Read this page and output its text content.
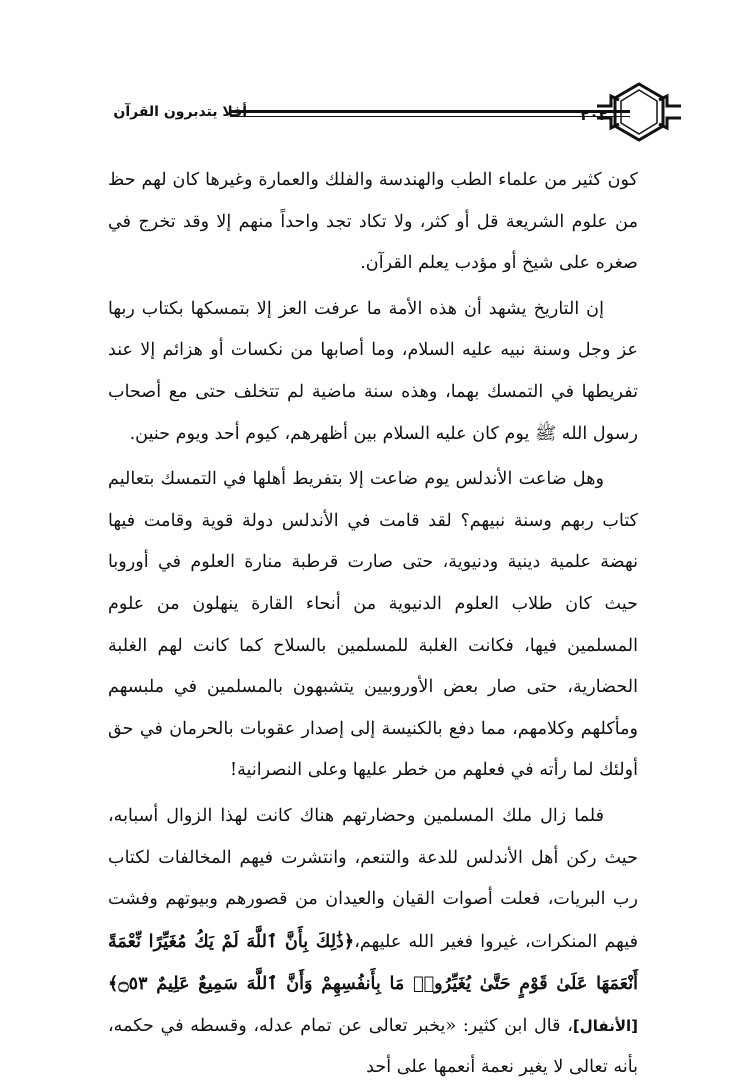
أفلا يتدبرون القرآن	٢٠٢

كون كثير من علماء الطب والهندسة والفلك والعمارة وغيرها كان لهم حظ من علوم الشريعة قل أو كثر، ولا تكاد تجد واحداً منهم إلا وقد تخرج في صغره على شيخ أو مؤدب يعلم القرآن.

إن التاريخ يشهد أن هذه الأمة ما عرفت العز إلا بتمسكها بكتاب ربها عز وجل وسنة نبيه عليه السلام، وما أصابها من نكسات أو هزائم إلا عند تفريطها في التمسك بهما، وهذه سنة ماضية لم تتخلف حتى مع أصحاب رسول الله ﷺ يوم كان عليه السلام بين أظهرهم، كيوم أحد ويوم حنين.

وهل ضاعت الأندلس يوم ضاعت إلا بتفريط أهلها في التمسك بتعاليم كتاب ربهم وسنة نبيهم؟ لقد قامت في الأندلس دولة قوية وقامت فيها نهضة علمية دينية ودنيوية، حتى صارت قرطبة منارة العلوم في أوروبا حيث كان طلاب العلوم الدنيوية من أنحاء القارة ينهلون من علوم المسلمين فيها، فكانت الغلبة للمسلمين بالسلاح كما كانت لهم الغلبة الحضارية، حتى صار بعض الأوروبيين يتشبهون بالمسلمين في ملبسهم ومأكلهم وكلامهم، مما دفع بالكنيسة إلى إصدار عقوبات بالحرمان في حق أولئك لما رأته في فعلهم من خطر عليها وعلى النصرانية!

فلما زال ملك المسلمين وحضارتهم هناك كانت لهذا الزوال أسبابه، حيث ركن أهل الأندلس للدعة والتنعم، وانتشرت فيهم المخالفات لكتاب رب البريات، فعلت أصوات القيان والعيدان من قصورهم وبيوتهم وفشت فيهم المنكرات، غيروا فغير الله عليهم،﴿ذَٰلِكَ بِأَنَّ ٱللَّهَ لَمْ يَكُ مُغَيِّرًا نِّعْمَةً أَنْعَمَهَا عَلَىٰ قَوْمٍ حَتَّىٰ يُغَيِّرُوا۟ مَا بِأَنفُسِهِمْ وَأَنَّ ٱللَّهَ سَمِيعٌ عَلِيمٌ ۝٥٣﴾[الأنفال]، قال ابن كثير: «يخبر تعالى عن تمام عدله، وقسطه في حكمه، بأنه تعالى لا يغير نعمة أنعمها على أحد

* [WHAT THE TASK REQUIRES] Pick out each line above that includes "القرآن" and show it.

* [ANSWER BELOW]
أفلا يتدبرون القرآن	٢٠٢
كون كثير من علماء الطب والهندسة والفلك والعمارة وغيرها كان لهم حظ من علوم الشريعة قل أو كثر، ولا تكاد تجد واحداً منهم إلا وقد تخرج في صغره على شيخ أو مؤدب يعلم القرآن.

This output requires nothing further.